#### EXERCISE INPUT

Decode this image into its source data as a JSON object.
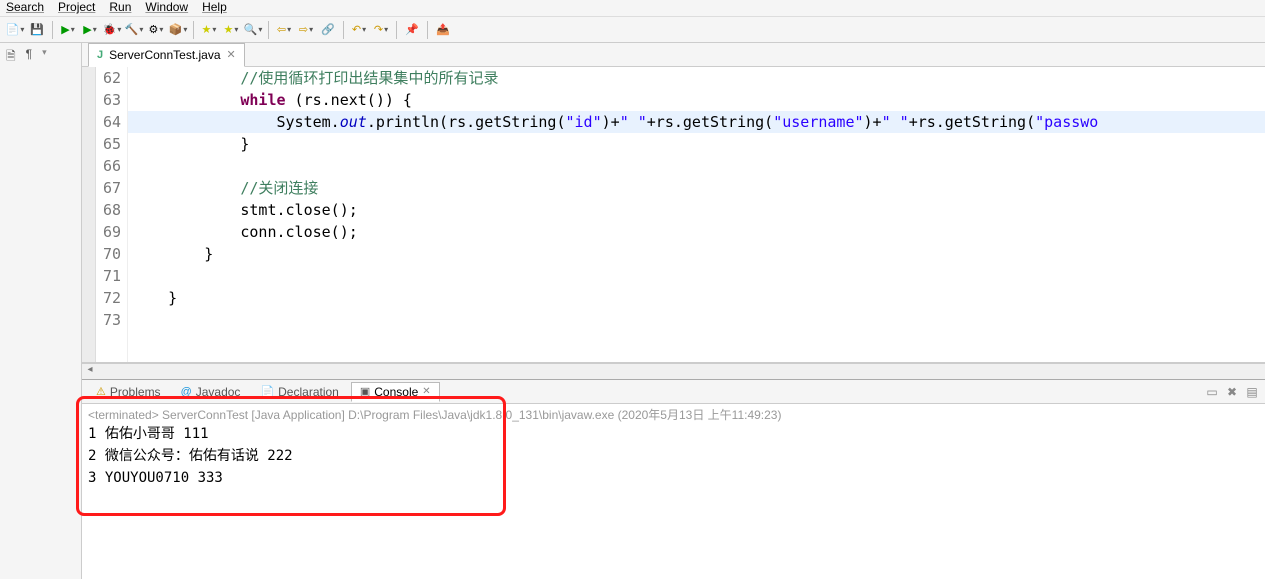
{
  "menubar": {
    "items": [
      "Search",
      "Project",
      "Run",
      "Window",
      "Help"
    ]
  },
  "toolbar": {
    "icons": [
      "📄",
      "💾",
      "▶",
      "▶",
      "🕷",
      "🔨",
      "⚙",
      "📦",
      "🔍",
      "↶",
      "↷",
      "🔗",
      "↩",
      "↪",
      "📂",
      "📤"
    ]
  },
  "left_icons": {
    "a": "🗎",
    "b": "¶"
  },
  "editor": {
    "tab_title": "ServerConnTest.java",
    "tab_close": "✕",
    "lines": [
      {
        "no": "62",
        "html": "            <span class='cm'>//使用循环打印出结果集中的所有记录</span>"
      },
      {
        "no": "63",
        "html": "            <span class='kw'>while</span> (rs.next()) {"
      },
      {
        "no": "64",
        "html": "                System.<span class='fld'>out</span>.println(rs.getString(<span class='str'>\"id\"</span>)+<span class='str'>\" \"</span>+rs.getString(<span class='str'>\"username\"</span>)+<span class='str'>\" \"</span>+rs.getString(<span class='str'>\"passwo</span>",
        "hl": true
      },
      {
        "no": "65",
        "html": "            }"
      },
      {
        "no": "66",
        "html": ""
      },
      {
        "no": "67",
        "html": "            <span class='cm'>//关闭连接</span>"
      },
      {
        "no": "68",
        "html": "            stmt.close();"
      },
      {
        "no": "69",
        "html": "            conn.close();"
      },
      {
        "no": "70",
        "html": "        }"
      },
      {
        "no": "71",
        "html": ""
      },
      {
        "no": "72",
        "html": "    }"
      },
      {
        "no": "73",
        "html": ""
      }
    ]
  },
  "bottom": {
    "tabs": {
      "problems": {
        "label": "Problems",
        "icon": "⚠"
      },
      "javadoc": {
        "label": "Javadoc",
        "icon": "@"
      },
      "declaration": {
        "label": "Declaration",
        "icon": "📄"
      },
      "console": {
        "label": "Console",
        "icon": "▣",
        "close": "✕"
      }
    },
    "toolbar_icons": [
      "▭",
      "✖",
      "▤"
    ],
    "terminated": "<terminated> ServerConnTest [Java Application] D:\\Program Files\\Java\\jdk1.8.0_131\\bin\\javaw.exe (2020年5月13日 上午11:49:23)",
    "output": [
      "1  佑佑小哥哥 111",
      "2  微信公众号：佑佑有话说 222",
      "3  YOUYOU0710  333"
    ]
  }
}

#### SHORT PROBLEM
Output an exact copy of the material, with the pictures removed.

#### SOLUTION TO THE EXERCISE
Decode this image into its source data as a JSON object.
{
  "menubar": {
    "items": [
      "Search",
      "Project",
      "Run",
      "Window",
      "Help"
    ]
  },
  "toolbar": {
    "icons": [
      "📄",
      "💾",
      "▶",
      "▶",
      "🕷",
      "🔨",
      "⚙",
      "📦",
      "🔍",
      "↶",
      "↷",
      "🔗",
      "↩",
      "↪",
      "📂",
      "📤"
    ]
  },
  "left_icons": {
    "a": "🗎",
    "b": "¶"
  },
  "editor": {
    "tab_title": "ServerConnTest.java",
    "tab_close": "✕",
    "lines": [
      {
        "no": "62",
        "html": "            <span class='cm'>//使用循环打印出结果集中的所有记录</span>"
      },
      {
        "no": "63",
        "html": "            <span class='kw'>while</span> (rs.next()) {"
      },
      {
        "no": "64",
        "html": "                System.<span class='fld'>out</span>.println(rs.getString(<span class='str'>\"id\"</span>)+<span class='str'>\" \"</span>+rs.getString(<span class='str'>\"username\"</span>)+<span class='str'>\" \"</span>+rs.getString(<span class='str'>\"passwo</span>",
        "hl": true
      },
      {
        "no": "65",
        "html": "            }"
      },
      {
        "no": "66",
        "html": ""
      },
      {
        "no": "67",
        "html": "            <span class='cm'>//关闭连接</span>"
      },
      {
        "no": "68",
        "html": "            stmt.close();"
      },
      {
        "no": "69",
        "html": "            conn.close();"
      },
      {
        "no": "70",
        "html": "        }"
      },
      {
        "no": "71",
        "html": ""
      },
      {
        "no": "72",
        "html": "    }"
      },
      {
        "no": "73",
        "html": ""
      }
    ]
  },
  "bottom": {
    "tabs": {
      "problems": {
        "label": "Problems",
        "icon": "⚠"
      },
      "javadoc": {
        "label": "Javadoc",
        "icon": "@"
      },
      "declaration": {
        "label": "Declaration",
        "icon": "📄"
      },
      "console": {
        "label": "Console",
        "icon": "▣",
        "close": "✕"
      }
    },
    "toolbar_icons": [
      "▭",
      "✖",
      "▤"
    ],
    "terminated": "<terminated> ServerConnTest [Java Application] D:\\Program Files\\Java\\jdk1.8.0_131\\bin\\javaw.exe (2020年5月13日 上午11:49:23)",
    "output": [
      "1  佑佑小哥哥 111",
      "2  微信公众号：佑佑有话说 222",
      "3  YOUYOU0710  333"
    ]
  }
}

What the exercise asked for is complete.